* _EXERCISE INSTRUCTIONS_:
Read through the entries below and return each line with the word "platform".

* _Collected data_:
══════
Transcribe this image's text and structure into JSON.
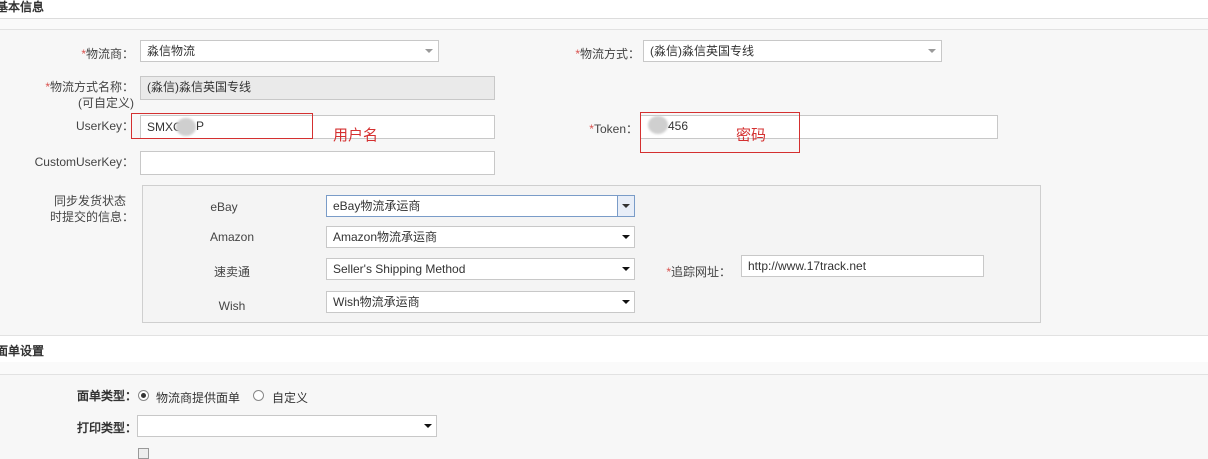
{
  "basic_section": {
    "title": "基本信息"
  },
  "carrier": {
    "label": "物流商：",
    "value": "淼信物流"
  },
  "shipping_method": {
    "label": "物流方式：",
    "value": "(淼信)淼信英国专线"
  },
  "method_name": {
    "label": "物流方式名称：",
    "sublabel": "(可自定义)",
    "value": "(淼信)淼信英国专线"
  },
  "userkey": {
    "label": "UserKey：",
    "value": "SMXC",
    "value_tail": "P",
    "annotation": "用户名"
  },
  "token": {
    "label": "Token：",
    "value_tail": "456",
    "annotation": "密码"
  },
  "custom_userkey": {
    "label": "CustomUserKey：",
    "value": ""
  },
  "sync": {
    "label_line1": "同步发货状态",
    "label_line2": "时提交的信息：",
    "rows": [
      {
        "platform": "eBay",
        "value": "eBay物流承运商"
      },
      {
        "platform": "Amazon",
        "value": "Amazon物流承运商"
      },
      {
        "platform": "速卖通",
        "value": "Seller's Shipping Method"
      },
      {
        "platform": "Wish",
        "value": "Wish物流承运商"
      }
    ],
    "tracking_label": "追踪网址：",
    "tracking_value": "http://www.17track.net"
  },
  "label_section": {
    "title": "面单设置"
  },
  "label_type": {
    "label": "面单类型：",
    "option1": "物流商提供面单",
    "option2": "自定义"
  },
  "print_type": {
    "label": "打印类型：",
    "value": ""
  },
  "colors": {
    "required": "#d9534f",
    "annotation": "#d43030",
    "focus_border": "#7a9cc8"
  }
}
══════
* _THE RESULT_:
        "platform": "eBay",
        "platform": "Amazon",
        "platform": "速卖通",
        "platform": "Wish",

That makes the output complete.